Find "What text is on this page?" in the data, then restate the line it sits in and every later line word for word, ending with the last line.
════
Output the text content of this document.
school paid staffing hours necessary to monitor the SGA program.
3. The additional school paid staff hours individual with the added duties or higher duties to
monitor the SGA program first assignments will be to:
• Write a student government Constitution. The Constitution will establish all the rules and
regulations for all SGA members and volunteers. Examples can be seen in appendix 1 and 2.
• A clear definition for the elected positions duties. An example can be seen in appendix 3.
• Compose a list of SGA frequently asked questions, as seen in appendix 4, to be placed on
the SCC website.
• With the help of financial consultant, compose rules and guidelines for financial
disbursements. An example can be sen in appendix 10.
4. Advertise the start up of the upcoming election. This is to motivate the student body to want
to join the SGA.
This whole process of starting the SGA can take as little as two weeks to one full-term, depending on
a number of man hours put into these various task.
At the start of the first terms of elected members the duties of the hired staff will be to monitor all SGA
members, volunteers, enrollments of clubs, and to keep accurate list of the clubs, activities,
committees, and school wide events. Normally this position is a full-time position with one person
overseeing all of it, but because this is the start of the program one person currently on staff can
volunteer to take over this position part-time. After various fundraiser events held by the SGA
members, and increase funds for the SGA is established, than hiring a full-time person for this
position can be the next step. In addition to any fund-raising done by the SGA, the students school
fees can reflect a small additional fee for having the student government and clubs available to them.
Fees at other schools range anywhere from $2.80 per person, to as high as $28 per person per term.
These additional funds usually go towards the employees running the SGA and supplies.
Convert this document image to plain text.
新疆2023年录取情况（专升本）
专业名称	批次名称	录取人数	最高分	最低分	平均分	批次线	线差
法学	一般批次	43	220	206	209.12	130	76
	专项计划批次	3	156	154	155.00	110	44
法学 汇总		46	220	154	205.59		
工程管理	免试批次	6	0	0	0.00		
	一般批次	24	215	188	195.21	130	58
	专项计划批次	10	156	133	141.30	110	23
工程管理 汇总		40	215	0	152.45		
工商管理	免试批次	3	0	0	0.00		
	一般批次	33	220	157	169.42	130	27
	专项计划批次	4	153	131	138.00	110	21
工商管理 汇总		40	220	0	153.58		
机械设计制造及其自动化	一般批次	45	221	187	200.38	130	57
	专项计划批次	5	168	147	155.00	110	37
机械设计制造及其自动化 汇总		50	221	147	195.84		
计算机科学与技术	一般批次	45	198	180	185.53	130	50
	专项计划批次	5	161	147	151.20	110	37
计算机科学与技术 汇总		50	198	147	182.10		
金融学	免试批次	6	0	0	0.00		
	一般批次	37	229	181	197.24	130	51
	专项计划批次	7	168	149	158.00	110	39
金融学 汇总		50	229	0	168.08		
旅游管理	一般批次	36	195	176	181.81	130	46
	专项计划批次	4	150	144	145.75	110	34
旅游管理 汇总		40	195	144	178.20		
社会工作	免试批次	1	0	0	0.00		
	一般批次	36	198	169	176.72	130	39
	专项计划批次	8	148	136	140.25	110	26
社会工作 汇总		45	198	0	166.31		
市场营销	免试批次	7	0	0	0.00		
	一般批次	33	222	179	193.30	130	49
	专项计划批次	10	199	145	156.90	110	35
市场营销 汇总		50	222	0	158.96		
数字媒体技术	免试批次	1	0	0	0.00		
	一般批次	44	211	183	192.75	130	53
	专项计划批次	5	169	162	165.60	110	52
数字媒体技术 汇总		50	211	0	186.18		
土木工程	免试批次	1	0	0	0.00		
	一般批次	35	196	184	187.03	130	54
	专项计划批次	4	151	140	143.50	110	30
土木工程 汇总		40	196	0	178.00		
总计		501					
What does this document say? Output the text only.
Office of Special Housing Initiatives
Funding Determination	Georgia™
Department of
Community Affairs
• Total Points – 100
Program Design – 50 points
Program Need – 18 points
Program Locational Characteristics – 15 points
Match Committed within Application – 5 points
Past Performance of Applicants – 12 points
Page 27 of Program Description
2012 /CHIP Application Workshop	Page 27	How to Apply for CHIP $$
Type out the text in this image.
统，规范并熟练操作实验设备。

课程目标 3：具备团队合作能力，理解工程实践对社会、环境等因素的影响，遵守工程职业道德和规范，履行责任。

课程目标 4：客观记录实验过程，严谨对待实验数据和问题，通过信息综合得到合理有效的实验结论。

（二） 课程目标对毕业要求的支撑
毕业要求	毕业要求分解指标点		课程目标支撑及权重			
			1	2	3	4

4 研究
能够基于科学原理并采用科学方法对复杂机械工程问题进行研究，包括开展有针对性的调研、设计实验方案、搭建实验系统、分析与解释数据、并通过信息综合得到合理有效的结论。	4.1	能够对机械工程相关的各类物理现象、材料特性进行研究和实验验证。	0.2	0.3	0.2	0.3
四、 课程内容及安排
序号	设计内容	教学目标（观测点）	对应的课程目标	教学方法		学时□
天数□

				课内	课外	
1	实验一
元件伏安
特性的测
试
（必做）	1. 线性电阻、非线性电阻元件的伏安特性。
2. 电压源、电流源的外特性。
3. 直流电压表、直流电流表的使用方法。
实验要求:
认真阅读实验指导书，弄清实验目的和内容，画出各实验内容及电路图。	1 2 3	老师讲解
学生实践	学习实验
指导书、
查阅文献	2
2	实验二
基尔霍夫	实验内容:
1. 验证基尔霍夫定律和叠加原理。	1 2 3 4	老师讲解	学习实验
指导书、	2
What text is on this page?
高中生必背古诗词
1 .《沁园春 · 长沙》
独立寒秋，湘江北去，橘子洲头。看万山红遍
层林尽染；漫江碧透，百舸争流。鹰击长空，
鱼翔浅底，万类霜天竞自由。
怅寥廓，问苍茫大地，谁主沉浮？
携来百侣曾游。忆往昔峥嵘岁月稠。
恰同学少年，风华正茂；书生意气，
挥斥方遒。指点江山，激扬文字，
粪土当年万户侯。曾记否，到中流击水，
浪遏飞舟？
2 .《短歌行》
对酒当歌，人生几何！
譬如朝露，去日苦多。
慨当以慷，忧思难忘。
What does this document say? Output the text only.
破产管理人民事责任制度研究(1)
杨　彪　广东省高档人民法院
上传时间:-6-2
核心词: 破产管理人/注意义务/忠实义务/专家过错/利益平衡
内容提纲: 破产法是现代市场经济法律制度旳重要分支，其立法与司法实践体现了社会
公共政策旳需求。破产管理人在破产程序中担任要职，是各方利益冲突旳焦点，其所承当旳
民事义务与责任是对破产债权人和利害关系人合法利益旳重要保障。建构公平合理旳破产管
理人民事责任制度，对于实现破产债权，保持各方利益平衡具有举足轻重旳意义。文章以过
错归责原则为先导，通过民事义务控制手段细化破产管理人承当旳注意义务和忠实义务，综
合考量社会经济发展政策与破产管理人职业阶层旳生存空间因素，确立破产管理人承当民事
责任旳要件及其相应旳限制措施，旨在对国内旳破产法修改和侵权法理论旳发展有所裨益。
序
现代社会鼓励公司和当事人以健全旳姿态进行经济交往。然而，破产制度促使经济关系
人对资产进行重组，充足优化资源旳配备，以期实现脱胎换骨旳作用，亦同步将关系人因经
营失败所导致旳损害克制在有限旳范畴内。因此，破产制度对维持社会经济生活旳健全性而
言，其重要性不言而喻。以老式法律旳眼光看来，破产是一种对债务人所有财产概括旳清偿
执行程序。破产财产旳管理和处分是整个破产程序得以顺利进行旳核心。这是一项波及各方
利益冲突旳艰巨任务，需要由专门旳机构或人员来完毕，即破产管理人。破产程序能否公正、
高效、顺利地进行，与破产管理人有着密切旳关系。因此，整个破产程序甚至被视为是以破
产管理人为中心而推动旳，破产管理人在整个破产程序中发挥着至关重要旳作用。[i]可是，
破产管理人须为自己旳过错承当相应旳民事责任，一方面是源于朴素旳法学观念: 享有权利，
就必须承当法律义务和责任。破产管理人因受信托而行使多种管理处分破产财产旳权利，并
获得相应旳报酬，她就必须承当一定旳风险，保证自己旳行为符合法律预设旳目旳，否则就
════
▸ **RESULT FOR THIS EXERCISE**:
What text is on this page?
高中生必背古诗词
1 .《沁园春 · 长沙》
独立寒秋，湘江北去，橘子洲头。看万山红遍
层林尽染；漫江碧透，百舸争流。鹰击长空，
鱼翔浅底，万类霜天竞自由。
怅寥廓，问苍茫大地，谁主沉浮？
携来百侣曾游。忆往昔峥嵘岁月稠。
恰同学少年，风华正茂；书生意气，
挥斥方遒。指点江山，激扬文字，
粪土当年万户侯。曾记否，到中流击水，
浪遏飞舟？
2 .《短歌行》
对酒当歌，人生几何！
譬如朝露，去日苦多。
慨当以慷，忧思难忘。
What does this document say? Output the text only.
破产管理人民事责任制度研究(1)
杨　彪　广东省高档人民法院
上传时间:-6-2
核心词: 破产管理人/注意义务/忠实义务/专家过错/利益平衡
内容提纲: 破产法是现代市场经济法律制度旳重要分支，其立法与司法实践体现了社会
公共政策旳需求。破产管理人在破产程序中担任要职，是各方利益冲突旳焦点，其所承当旳
民事义务与责任是对破产债权人和利害关系人合法利益旳重要保障。建构公平合理旳破产管
理人民事责任制度，对于实现破产债权，保持各方利益平衡具有举足轻重旳意义。文章以过
错归责原则为先导，通过民事义务控制手段细化破产管理人承当旳注意义务和忠实义务，综
合考量社会经济发展政策与破产管理人职业阶层旳生存空间因素，确立破产管理人承当民事
责任旳要件及其相应旳限制措施，旨在对国内旳破产法修改和侵权法理论旳发展有所裨益。
序
现代社会鼓励公司和当事人以健全旳姿态进行经济交往。然而，破产制度促使经济关系
人对资产进行重组，充足优化资源旳配备，以期实现脱胎换骨旳作用，亦同步将关系人因经
营失败所导致旳损害克制在有限旳范畴内。因此，破产制度对维持社会经济生活旳健全性而
言，其重要性不言而喻。以老式法律旳眼光看来，破产是一种对债务人所有财产概括旳清偿
执行程序。破产财产旳管理和处分是整个破产程序得以顺利进行旳核心。这是一项波及各方
利益冲突旳艰巨任务，需要由专门旳机构或人员来完毕，即破产管理人。破产程序能否公正、
高效、顺利地进行，与破产管理人有着密切旳关系。因此，整个破产程序甚至被视为是以破
产管理人为中心而推动旳，破产管理人在整个破产程序中发挥着至关重要旳作用。[i]可是，
破产管理人须为自己旳过错承当相应旳民事责任，一方面是源于朴素旳法学观念: 享有权利，
就必须承当法律义务和责任。破产管理人因受信托而行使多种管理处分破产财产旳权利，并
获得相应旳报酬，她就必须承当一定旳风险，保证自己旳行为符合法律预设旳目旳，否则就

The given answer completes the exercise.